What you have to do:
Which lines hold the word "name"? Copy each one.

━━━━━ Records

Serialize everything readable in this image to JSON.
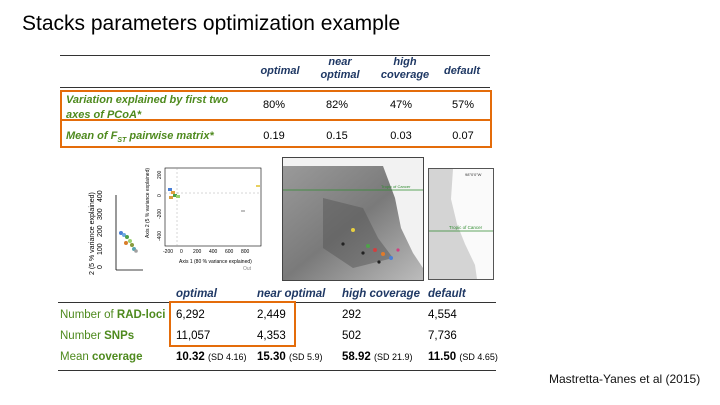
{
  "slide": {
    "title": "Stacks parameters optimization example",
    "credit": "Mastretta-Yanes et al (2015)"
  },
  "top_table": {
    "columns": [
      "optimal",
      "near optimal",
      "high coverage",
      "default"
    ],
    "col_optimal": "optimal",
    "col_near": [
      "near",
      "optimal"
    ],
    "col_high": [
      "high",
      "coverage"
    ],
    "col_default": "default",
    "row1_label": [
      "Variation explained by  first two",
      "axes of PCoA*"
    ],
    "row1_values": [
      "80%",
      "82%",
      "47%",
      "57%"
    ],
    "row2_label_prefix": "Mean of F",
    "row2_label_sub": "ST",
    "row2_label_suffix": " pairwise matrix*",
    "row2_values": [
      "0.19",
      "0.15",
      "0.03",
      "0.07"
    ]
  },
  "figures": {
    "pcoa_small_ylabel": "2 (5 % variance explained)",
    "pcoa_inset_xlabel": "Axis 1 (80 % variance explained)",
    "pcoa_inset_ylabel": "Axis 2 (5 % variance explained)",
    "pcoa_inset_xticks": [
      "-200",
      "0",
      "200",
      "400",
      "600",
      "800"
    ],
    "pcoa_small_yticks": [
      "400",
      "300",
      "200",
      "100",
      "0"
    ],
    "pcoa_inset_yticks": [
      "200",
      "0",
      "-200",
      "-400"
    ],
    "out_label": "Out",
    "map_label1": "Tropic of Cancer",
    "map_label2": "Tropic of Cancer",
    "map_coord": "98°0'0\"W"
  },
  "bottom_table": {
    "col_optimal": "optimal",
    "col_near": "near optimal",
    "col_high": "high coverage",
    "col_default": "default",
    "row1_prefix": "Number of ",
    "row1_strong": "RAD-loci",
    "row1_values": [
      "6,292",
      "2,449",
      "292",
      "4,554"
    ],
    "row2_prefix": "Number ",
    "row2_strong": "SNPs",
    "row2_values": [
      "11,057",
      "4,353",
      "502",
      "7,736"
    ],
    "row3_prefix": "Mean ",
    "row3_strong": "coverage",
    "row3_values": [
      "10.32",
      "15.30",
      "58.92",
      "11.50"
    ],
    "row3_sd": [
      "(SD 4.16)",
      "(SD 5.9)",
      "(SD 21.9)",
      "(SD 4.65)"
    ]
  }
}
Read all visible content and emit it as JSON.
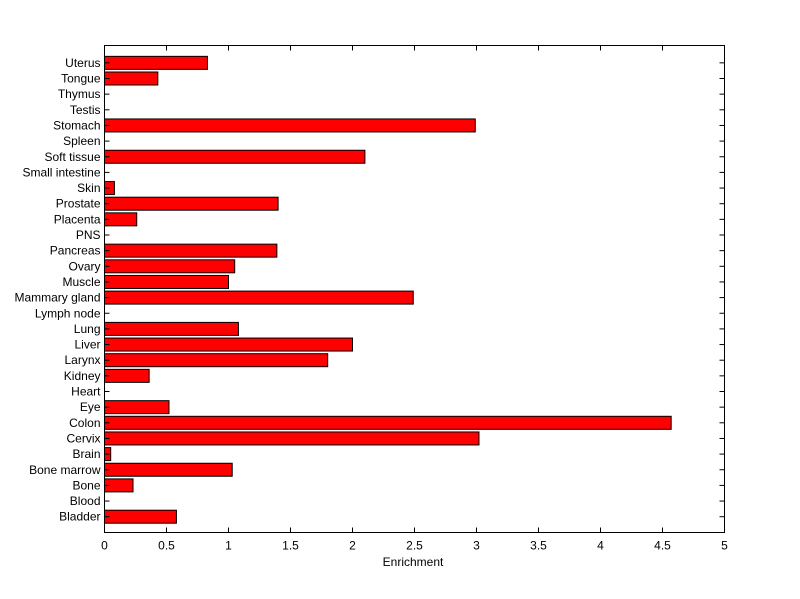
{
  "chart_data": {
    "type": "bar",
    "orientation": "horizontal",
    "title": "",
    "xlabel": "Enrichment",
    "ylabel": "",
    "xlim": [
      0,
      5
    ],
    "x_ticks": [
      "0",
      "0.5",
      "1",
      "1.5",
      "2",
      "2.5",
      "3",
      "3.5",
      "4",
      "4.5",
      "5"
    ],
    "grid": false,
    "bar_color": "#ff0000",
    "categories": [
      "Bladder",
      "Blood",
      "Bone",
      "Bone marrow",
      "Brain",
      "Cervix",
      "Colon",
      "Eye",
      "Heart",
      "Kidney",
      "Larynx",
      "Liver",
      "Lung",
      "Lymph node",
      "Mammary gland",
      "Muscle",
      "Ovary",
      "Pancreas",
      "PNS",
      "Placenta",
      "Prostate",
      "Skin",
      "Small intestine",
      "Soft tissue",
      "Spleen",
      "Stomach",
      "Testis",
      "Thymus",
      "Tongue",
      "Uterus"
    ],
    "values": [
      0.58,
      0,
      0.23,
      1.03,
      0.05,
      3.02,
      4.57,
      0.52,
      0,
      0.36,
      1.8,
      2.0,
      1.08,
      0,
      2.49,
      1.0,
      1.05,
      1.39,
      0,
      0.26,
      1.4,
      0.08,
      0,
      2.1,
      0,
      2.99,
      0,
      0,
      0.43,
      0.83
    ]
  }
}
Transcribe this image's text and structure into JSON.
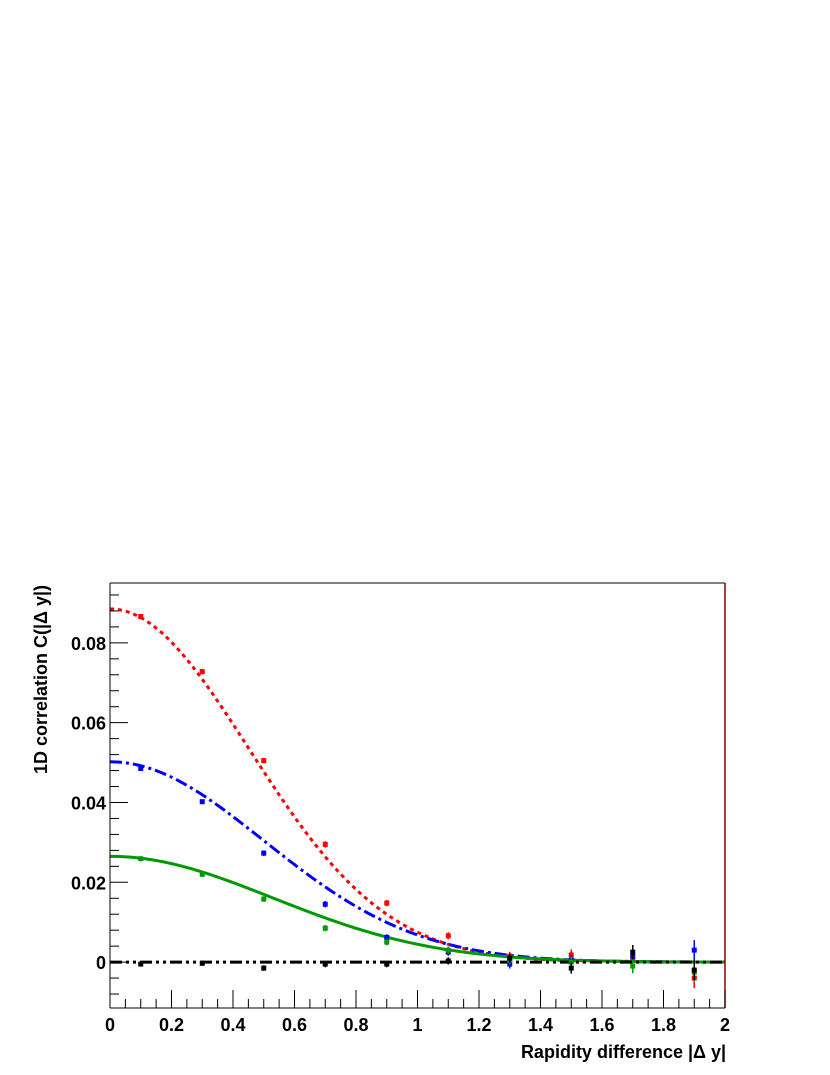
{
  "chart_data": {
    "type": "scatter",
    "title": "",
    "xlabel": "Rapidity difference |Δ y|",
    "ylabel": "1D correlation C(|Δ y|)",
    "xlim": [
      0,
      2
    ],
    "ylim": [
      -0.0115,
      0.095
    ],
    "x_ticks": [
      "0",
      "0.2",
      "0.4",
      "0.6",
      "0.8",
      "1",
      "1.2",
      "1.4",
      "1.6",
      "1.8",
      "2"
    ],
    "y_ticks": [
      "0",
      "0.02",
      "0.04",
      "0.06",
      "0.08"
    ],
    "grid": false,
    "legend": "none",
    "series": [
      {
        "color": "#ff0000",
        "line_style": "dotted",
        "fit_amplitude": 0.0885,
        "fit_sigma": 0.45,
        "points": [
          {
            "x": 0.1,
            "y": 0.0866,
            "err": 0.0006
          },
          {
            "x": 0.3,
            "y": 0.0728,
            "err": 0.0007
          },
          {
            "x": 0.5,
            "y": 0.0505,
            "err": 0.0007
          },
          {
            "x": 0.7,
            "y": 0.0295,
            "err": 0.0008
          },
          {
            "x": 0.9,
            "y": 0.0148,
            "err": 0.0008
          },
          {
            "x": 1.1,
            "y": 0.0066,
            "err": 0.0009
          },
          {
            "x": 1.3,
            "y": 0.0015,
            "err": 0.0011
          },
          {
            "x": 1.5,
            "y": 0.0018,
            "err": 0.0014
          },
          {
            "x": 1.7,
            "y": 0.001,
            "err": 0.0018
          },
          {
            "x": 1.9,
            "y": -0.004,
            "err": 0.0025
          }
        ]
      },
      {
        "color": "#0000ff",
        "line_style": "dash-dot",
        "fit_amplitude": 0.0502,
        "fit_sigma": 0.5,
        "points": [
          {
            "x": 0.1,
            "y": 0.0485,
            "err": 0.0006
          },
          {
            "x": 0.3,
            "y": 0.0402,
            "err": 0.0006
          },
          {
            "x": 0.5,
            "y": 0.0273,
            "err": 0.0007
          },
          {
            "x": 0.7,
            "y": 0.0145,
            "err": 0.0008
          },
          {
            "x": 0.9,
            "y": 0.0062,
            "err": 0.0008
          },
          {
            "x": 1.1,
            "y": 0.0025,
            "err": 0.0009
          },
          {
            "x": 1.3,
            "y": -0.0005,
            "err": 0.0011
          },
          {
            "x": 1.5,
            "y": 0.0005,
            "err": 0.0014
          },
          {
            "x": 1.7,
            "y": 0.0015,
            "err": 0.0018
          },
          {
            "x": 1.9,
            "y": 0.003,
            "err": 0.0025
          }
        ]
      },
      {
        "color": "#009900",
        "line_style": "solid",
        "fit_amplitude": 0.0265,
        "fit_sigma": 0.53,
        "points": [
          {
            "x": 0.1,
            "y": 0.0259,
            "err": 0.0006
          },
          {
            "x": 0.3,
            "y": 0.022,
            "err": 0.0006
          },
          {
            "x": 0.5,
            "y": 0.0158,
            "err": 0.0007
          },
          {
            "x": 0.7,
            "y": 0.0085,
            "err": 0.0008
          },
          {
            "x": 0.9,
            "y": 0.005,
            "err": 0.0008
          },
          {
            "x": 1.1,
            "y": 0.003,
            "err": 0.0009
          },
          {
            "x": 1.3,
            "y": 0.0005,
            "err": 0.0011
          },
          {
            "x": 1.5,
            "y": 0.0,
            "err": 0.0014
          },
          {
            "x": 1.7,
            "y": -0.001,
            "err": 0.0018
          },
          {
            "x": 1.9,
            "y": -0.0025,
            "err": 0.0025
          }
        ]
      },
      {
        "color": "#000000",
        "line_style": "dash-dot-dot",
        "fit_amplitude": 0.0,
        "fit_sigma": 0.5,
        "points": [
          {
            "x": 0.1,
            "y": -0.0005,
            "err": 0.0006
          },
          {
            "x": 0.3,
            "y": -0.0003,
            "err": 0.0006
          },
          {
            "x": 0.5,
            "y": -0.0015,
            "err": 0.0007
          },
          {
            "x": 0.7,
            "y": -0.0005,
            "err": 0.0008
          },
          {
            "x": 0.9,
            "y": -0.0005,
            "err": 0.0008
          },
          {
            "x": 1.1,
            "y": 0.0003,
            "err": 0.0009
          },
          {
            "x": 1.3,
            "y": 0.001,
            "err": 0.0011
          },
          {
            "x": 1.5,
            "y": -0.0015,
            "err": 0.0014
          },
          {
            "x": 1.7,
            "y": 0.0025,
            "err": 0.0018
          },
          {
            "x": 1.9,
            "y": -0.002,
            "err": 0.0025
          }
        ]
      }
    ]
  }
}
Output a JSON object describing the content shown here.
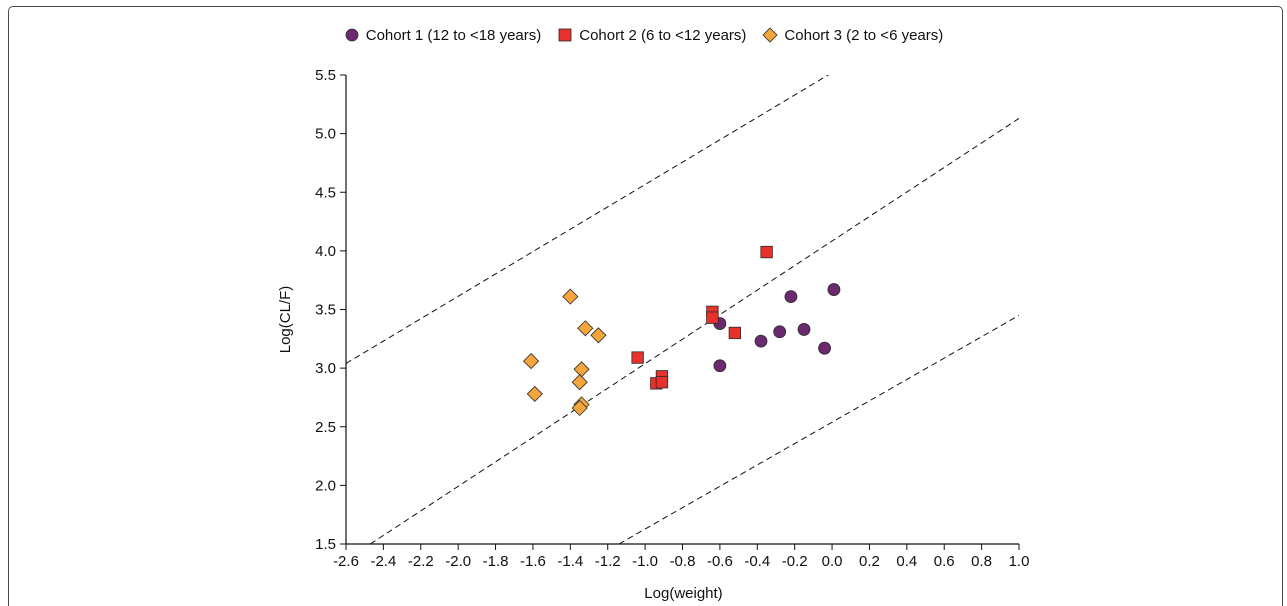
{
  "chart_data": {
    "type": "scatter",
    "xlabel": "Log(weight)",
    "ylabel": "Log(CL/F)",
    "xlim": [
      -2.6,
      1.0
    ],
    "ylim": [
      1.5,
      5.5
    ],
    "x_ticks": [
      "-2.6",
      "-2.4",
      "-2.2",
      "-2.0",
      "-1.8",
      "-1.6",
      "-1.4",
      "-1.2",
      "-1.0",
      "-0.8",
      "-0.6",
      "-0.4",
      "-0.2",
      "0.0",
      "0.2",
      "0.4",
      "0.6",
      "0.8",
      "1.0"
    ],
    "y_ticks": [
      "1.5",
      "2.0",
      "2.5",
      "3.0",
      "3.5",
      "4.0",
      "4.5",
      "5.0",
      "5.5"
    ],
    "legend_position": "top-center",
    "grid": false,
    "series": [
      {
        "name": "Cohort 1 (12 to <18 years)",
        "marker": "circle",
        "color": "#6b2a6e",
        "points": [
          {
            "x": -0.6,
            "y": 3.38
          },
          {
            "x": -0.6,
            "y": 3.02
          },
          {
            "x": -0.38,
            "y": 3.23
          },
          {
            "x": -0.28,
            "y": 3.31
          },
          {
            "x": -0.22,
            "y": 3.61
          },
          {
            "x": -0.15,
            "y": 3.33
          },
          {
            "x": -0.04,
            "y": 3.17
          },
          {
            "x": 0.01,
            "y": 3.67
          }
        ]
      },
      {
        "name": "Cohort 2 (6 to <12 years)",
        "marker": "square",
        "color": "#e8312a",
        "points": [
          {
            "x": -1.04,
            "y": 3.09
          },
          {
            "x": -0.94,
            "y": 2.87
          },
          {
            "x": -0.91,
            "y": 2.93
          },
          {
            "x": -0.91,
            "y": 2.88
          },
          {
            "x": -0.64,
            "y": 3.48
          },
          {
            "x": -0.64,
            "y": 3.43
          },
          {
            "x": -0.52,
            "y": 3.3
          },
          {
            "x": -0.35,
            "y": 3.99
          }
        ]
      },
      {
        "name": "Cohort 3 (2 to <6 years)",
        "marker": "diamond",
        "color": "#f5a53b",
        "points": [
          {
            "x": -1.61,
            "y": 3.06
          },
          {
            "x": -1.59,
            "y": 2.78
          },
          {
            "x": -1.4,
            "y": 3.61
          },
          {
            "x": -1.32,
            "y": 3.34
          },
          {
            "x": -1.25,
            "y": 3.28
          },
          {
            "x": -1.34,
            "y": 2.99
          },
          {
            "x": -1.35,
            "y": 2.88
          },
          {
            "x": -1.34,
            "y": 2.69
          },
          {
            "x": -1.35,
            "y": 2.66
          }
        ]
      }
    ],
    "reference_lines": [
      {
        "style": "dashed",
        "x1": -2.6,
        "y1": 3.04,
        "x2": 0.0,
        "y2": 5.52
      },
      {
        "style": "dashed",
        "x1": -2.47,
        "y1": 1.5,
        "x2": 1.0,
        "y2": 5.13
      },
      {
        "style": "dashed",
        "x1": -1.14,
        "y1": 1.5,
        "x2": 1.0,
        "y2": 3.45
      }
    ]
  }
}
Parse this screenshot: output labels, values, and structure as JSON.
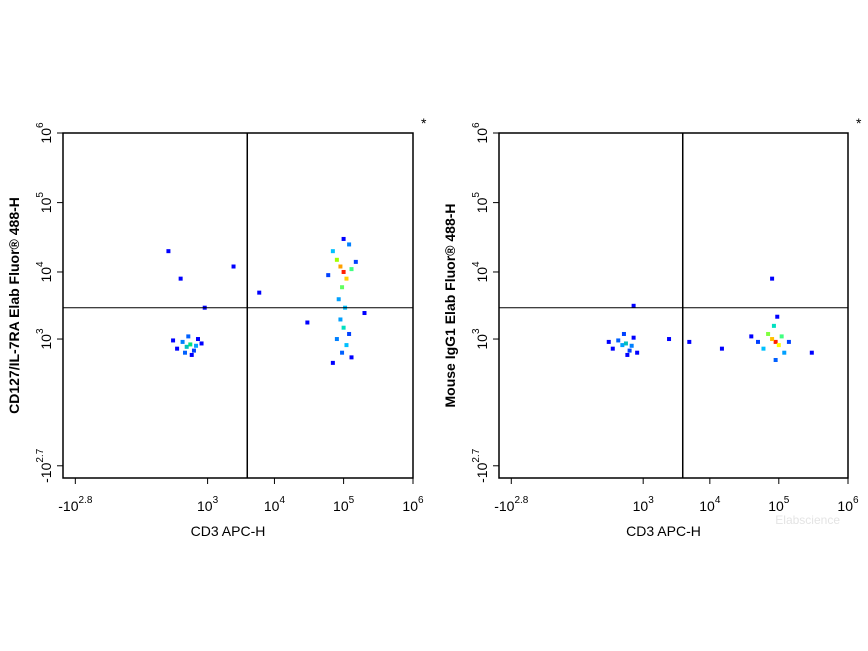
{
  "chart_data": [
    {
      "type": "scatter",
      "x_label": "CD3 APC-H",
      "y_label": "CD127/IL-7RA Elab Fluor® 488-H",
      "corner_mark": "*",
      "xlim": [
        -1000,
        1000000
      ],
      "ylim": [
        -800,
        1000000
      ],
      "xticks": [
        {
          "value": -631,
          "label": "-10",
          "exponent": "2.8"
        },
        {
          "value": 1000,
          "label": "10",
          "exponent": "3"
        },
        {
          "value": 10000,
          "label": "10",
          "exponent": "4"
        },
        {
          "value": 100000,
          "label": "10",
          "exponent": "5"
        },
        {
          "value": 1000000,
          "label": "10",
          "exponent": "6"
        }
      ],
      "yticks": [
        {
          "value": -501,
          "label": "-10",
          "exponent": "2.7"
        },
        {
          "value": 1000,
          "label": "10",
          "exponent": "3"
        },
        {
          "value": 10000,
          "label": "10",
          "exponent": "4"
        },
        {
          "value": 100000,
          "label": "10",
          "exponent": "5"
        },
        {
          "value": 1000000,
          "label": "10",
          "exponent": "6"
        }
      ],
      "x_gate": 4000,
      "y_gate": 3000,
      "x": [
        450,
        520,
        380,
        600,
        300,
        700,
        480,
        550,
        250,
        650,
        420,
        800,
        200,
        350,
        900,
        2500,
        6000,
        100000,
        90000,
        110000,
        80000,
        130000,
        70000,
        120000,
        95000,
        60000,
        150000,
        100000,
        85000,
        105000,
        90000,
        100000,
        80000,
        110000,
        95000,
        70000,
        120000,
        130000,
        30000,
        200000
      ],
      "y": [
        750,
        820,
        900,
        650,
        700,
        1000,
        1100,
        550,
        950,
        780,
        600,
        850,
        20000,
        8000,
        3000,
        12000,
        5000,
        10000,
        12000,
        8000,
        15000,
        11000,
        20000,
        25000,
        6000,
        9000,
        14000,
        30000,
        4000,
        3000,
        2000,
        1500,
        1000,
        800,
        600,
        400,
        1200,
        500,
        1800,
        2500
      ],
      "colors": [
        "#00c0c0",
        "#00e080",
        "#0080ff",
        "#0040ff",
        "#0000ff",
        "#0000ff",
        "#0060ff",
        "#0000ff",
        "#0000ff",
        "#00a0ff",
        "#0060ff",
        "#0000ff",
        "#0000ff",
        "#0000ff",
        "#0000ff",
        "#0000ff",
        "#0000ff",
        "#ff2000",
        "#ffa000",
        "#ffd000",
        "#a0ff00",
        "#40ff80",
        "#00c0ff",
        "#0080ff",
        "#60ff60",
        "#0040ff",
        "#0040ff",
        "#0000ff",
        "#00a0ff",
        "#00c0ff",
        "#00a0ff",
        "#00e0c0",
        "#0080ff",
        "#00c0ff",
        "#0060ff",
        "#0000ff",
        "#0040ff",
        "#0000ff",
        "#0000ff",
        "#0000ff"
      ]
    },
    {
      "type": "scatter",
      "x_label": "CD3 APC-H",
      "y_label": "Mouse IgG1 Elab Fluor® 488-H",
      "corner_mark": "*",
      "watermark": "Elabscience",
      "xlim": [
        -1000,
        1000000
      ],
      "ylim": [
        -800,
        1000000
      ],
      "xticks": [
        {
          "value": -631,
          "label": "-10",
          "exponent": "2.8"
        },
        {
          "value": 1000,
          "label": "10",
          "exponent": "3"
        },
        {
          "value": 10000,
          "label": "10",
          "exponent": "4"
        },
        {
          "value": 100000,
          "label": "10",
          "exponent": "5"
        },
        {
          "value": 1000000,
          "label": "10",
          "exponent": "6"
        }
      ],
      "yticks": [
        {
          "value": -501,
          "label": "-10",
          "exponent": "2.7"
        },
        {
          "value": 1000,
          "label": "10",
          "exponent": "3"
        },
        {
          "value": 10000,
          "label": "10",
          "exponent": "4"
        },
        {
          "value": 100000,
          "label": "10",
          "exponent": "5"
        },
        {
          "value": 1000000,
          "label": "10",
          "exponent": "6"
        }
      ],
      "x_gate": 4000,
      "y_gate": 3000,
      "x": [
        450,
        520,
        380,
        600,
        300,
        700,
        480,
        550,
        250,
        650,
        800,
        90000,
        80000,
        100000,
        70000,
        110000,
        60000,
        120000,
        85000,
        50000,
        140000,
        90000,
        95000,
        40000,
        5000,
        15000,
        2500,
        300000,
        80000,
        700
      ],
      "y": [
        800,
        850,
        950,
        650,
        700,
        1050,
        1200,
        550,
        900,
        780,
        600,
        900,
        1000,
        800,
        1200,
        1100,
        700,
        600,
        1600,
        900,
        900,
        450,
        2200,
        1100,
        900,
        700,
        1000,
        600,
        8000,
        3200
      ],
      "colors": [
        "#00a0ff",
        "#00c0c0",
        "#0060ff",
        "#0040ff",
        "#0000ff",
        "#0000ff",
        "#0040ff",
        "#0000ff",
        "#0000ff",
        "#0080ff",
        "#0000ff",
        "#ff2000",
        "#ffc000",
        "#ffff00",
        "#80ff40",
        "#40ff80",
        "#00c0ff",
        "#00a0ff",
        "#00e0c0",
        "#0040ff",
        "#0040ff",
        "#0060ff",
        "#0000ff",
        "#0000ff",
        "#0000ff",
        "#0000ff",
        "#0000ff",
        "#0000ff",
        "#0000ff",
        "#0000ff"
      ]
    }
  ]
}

━━━━━━━━━━

Result:
        "name": "Cohort 1 (12 to <18 years)",
        "name": "Cohort 2 (6 to <12 years)",
        "name": "Cohort 3 (2 to <6 years)",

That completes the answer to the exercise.